Some records:
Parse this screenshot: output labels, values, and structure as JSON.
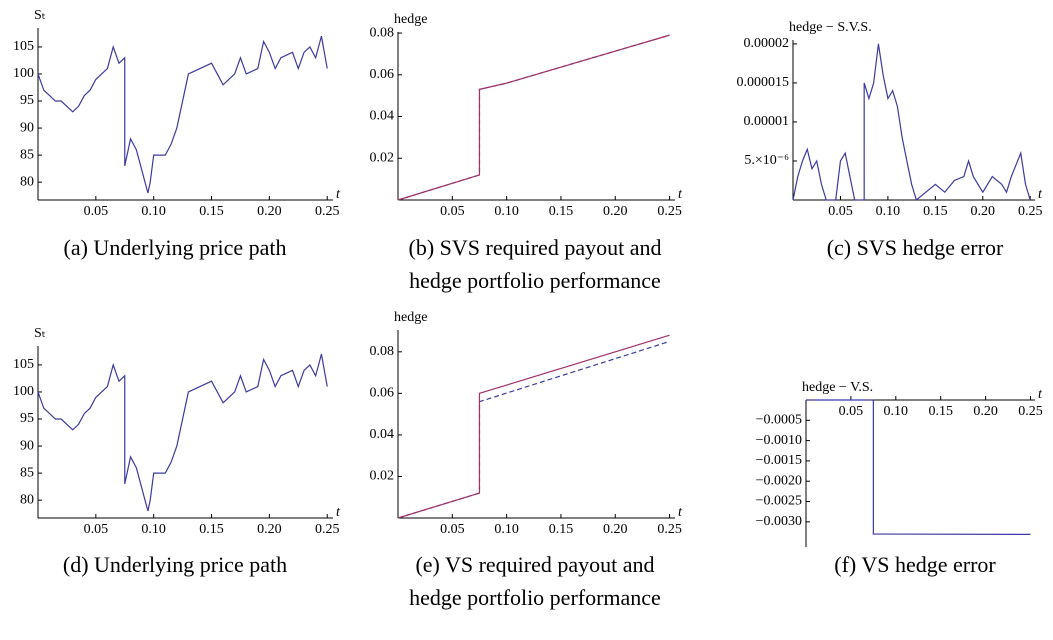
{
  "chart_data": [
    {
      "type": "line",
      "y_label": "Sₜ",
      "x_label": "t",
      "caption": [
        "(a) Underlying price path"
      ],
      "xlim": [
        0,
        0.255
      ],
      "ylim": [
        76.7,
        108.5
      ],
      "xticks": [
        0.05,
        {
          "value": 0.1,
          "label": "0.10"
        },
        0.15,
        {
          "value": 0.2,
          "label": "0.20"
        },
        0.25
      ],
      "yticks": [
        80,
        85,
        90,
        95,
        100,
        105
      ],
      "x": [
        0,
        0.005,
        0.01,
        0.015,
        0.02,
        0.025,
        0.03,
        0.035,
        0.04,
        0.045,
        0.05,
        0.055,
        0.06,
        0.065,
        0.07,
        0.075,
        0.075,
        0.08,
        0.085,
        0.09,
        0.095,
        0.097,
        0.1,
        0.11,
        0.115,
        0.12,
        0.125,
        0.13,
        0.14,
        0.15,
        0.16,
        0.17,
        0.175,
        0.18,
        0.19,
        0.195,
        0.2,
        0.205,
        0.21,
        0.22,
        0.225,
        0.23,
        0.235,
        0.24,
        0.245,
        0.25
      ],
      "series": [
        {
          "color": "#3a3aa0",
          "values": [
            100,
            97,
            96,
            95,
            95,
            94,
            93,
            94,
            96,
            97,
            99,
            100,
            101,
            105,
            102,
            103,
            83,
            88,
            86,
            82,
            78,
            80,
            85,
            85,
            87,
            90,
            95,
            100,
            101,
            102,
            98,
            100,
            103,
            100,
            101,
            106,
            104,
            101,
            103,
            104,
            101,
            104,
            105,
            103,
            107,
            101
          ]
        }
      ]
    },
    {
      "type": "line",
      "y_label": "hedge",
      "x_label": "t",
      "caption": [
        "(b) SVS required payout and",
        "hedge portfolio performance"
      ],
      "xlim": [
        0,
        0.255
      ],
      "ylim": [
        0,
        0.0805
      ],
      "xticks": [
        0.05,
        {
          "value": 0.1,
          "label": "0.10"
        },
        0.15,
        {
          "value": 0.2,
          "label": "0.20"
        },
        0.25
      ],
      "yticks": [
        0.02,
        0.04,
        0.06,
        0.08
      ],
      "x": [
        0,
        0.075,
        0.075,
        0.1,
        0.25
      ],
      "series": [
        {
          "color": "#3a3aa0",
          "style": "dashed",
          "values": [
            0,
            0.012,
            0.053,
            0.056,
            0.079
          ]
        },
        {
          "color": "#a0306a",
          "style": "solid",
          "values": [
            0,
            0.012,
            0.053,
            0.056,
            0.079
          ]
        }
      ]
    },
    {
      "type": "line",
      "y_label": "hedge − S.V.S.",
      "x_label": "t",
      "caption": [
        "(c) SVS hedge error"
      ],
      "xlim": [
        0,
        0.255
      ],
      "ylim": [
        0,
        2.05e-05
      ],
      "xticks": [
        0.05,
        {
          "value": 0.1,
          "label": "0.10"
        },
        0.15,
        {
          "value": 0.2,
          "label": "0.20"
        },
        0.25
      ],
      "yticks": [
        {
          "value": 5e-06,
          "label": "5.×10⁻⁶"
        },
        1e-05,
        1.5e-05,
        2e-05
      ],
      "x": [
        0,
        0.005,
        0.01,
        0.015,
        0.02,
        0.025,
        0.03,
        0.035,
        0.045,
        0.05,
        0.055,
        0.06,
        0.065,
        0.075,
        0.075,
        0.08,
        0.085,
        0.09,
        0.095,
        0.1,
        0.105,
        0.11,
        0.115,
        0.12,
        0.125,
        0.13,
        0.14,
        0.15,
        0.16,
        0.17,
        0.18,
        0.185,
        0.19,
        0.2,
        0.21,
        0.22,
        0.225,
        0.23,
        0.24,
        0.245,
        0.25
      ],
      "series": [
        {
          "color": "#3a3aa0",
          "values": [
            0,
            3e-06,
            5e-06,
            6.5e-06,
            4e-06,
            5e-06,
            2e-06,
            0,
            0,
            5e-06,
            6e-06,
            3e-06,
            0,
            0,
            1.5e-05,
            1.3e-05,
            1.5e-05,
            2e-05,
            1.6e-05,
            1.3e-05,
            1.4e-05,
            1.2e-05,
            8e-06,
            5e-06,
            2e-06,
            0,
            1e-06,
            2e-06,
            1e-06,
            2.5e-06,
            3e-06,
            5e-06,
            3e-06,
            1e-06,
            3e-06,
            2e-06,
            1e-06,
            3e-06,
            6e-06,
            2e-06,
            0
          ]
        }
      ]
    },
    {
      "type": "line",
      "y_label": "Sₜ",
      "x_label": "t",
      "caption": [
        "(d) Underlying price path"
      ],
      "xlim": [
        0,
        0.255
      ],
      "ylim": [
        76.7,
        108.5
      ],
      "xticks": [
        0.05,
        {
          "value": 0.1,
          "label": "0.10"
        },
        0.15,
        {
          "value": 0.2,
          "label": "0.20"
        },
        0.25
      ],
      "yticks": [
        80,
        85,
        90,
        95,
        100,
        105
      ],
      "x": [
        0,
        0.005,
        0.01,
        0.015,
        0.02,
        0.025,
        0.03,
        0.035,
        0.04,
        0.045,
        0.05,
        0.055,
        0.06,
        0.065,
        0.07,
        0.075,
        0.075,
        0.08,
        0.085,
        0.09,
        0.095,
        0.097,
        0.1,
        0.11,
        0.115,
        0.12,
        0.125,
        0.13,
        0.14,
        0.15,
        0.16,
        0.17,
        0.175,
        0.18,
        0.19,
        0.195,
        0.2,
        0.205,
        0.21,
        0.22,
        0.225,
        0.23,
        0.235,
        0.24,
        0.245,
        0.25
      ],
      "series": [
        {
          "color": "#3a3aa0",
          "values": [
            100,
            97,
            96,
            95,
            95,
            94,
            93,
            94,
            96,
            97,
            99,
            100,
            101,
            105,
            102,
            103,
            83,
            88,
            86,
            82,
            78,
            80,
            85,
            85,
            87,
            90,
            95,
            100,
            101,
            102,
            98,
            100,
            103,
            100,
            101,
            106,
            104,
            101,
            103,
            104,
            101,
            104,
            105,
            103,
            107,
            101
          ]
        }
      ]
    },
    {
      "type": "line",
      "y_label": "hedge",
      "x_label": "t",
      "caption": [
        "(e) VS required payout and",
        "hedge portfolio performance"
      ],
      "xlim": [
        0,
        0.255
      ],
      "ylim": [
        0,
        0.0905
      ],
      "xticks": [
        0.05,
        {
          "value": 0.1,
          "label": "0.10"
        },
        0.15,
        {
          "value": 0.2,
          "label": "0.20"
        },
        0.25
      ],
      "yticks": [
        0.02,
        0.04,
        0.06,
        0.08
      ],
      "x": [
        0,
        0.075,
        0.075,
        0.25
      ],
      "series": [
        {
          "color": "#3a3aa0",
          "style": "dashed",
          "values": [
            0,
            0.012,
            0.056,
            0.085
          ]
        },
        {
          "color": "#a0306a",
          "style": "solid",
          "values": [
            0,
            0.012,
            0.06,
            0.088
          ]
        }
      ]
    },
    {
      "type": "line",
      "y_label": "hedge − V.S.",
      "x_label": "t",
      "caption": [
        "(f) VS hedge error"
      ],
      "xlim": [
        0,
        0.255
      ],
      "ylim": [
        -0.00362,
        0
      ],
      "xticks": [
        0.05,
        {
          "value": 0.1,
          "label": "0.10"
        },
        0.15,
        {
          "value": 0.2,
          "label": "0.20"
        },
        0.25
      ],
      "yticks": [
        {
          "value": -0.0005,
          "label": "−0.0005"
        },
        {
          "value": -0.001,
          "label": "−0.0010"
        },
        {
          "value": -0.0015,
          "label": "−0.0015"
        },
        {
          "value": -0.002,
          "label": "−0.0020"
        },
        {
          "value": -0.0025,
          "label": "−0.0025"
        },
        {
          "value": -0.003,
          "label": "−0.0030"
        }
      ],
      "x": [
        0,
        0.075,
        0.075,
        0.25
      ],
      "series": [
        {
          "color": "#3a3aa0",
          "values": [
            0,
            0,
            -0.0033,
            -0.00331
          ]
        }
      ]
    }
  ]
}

● **Exercise instructions**:
Return all the lines that contain the string "path".

● **Task result**:
        "(a) Underlying price path"
        "(d) Underlying price path"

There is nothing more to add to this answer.